### EXERCISE DESCRIPTION
Tally the lines with the word "other" and report the number alone.

### SOURCE MATERIAL
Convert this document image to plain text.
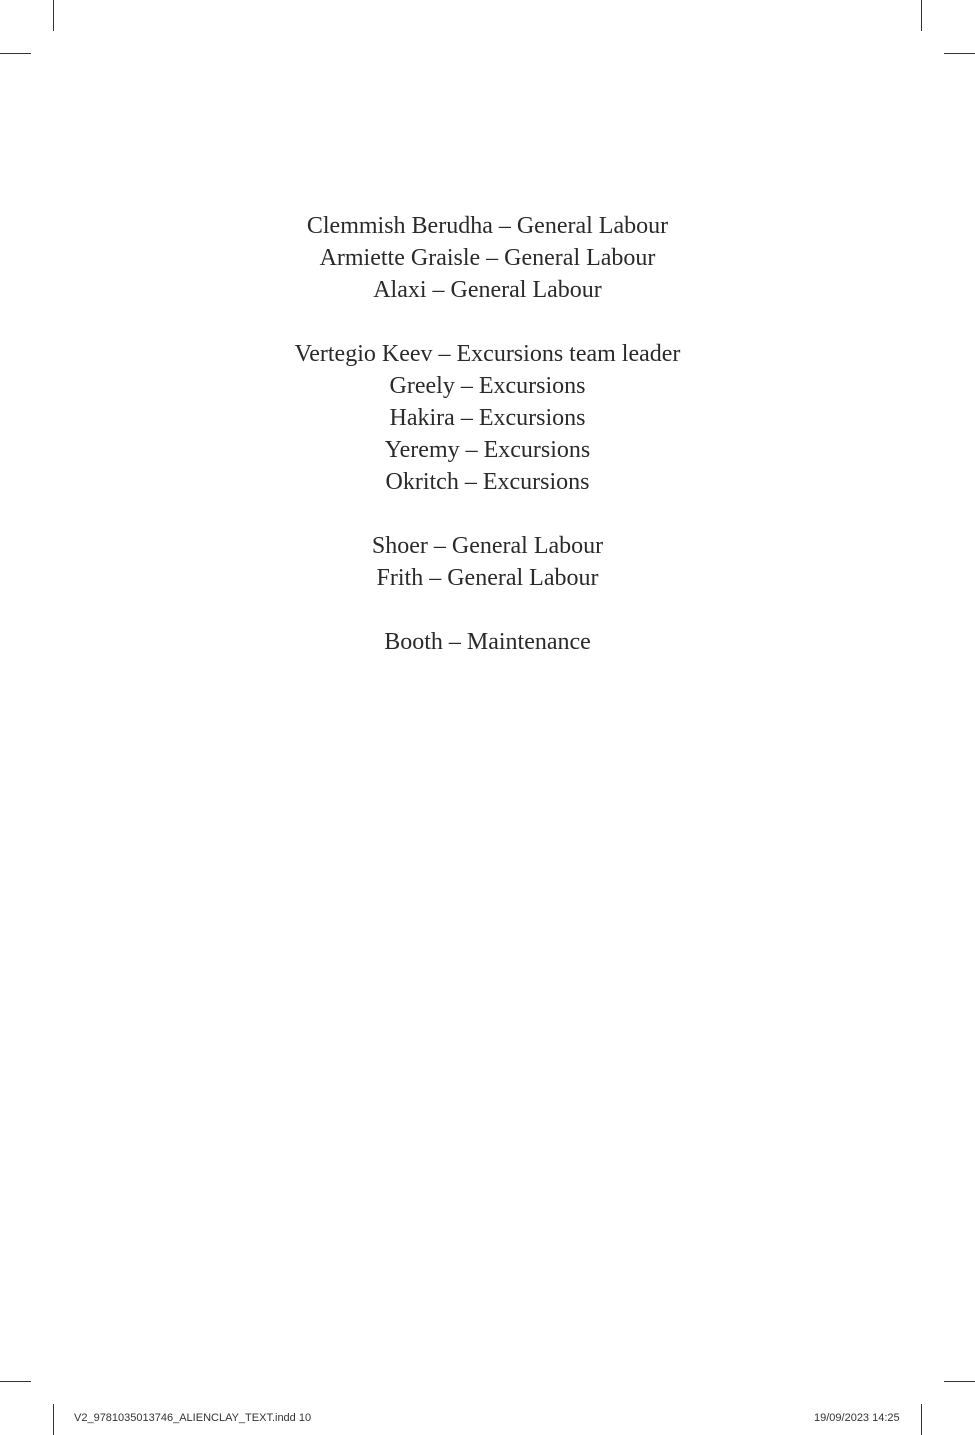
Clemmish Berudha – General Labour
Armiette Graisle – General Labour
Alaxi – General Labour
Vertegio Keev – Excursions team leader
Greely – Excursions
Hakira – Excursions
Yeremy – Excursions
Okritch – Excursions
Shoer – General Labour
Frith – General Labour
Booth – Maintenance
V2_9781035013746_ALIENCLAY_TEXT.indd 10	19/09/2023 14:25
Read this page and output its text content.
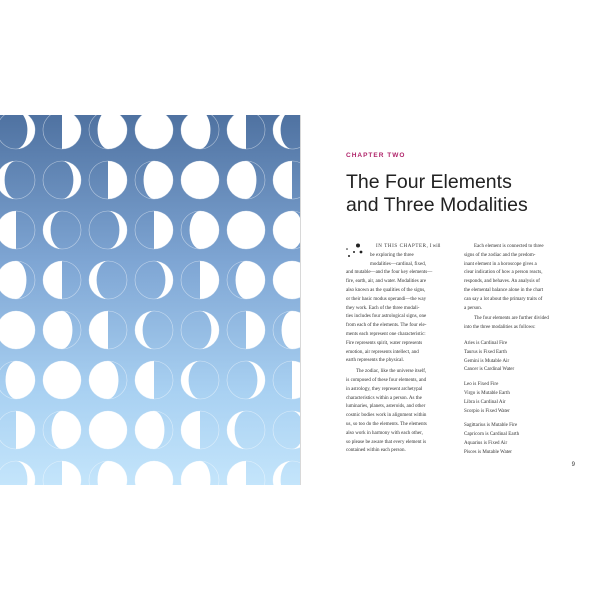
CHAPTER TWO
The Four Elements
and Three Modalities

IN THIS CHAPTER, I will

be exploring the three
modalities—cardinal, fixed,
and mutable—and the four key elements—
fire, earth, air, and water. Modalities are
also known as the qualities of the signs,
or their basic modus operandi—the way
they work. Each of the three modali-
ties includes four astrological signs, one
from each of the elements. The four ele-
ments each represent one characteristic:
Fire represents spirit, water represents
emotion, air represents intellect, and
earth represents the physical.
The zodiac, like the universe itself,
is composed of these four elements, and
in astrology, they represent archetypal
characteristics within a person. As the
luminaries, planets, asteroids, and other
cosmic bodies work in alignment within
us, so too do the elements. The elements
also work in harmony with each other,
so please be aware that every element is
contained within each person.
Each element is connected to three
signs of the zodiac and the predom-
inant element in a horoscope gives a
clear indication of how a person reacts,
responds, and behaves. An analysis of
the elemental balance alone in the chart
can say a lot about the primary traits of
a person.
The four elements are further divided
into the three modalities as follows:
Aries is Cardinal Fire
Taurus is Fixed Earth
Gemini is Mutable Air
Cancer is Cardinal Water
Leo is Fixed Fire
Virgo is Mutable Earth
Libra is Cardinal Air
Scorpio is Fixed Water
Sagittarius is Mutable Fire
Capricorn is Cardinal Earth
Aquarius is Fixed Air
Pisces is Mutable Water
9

### CORRECT RESULT
2